Work to be completed:
Check each line below for the word "values", and copy those that have it.

Figure contents as structured data
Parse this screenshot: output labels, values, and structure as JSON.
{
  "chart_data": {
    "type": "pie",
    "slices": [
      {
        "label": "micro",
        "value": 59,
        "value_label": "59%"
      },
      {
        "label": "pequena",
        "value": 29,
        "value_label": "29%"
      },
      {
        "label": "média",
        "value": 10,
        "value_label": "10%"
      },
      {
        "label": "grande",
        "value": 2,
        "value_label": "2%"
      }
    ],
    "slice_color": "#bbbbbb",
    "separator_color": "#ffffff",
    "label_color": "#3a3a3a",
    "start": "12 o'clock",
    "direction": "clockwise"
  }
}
--
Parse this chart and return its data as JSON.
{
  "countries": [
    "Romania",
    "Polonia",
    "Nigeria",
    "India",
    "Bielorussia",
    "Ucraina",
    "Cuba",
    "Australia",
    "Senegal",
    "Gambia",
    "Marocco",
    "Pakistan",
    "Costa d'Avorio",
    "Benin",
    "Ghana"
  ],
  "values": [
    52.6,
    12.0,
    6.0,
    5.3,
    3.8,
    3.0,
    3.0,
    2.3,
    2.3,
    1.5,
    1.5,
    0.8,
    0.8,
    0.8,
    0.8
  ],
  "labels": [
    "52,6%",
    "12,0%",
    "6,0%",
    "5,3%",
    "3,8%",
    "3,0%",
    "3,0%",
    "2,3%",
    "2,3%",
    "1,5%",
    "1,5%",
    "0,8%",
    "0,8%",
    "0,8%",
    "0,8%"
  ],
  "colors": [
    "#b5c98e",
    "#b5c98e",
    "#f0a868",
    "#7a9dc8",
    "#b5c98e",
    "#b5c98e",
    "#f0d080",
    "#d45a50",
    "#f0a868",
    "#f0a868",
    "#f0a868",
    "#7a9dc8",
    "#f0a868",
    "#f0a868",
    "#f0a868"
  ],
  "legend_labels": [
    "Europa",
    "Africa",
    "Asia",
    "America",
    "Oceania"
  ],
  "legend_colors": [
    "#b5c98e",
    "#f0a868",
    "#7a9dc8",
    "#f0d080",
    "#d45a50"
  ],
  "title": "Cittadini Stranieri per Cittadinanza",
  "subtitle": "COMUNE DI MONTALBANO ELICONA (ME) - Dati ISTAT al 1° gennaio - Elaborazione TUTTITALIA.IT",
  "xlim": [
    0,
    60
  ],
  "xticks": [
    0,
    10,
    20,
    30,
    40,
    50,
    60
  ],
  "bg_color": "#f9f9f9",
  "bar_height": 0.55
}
...
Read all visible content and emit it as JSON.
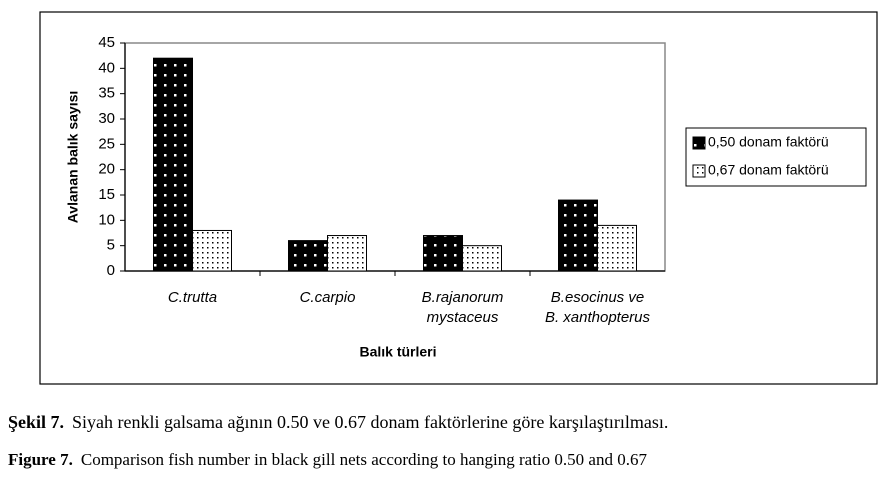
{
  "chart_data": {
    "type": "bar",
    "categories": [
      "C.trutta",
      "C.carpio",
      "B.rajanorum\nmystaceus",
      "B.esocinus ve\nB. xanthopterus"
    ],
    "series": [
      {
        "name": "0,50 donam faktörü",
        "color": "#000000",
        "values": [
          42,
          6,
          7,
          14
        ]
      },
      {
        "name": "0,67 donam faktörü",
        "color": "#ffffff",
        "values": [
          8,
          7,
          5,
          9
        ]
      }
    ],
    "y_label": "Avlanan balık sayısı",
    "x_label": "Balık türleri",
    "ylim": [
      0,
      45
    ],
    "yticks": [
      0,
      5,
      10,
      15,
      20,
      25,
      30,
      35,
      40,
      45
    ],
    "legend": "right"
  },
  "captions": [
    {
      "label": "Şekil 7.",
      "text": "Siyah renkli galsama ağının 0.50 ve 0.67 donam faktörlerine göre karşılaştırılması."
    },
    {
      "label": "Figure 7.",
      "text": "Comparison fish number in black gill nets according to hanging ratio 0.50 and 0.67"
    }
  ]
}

Response below:
Parse this screenshot: output labels, values, and structure as JSON.
  "values": [
        "values": [
        "values": [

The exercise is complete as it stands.